*Task requirements*.
Pick out the lines containing "okres".

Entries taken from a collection
[start]

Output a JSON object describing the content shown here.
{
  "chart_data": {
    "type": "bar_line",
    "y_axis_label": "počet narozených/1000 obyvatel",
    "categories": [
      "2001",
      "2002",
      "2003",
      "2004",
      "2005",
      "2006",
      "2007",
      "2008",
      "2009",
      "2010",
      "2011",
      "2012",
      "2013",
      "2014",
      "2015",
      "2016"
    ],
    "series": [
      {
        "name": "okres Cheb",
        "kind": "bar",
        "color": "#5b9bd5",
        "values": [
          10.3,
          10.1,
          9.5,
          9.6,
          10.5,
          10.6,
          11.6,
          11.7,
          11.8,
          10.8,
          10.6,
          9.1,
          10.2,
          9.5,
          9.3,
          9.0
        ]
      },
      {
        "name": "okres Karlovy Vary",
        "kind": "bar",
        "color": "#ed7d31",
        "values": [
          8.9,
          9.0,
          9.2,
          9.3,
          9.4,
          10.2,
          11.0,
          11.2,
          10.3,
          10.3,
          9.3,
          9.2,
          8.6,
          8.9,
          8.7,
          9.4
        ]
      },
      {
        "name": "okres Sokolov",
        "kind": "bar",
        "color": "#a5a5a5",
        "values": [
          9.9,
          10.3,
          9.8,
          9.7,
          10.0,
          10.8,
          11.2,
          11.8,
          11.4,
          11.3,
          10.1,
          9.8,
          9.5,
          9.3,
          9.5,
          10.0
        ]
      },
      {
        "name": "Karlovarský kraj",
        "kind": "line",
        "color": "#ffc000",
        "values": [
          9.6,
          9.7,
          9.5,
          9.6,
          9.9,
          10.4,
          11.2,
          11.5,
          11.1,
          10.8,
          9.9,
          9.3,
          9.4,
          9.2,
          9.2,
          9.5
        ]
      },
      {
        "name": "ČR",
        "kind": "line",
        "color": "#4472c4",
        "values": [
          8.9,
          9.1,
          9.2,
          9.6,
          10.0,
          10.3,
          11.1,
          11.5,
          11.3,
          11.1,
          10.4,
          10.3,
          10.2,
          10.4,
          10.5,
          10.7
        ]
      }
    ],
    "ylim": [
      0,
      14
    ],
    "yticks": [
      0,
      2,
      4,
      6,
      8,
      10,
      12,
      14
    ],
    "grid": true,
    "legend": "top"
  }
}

[end]

*Result below*.
        "name": "okres Cheb",
        "name": "okres Karlovy Vary",
        "name": "okres Sokolov",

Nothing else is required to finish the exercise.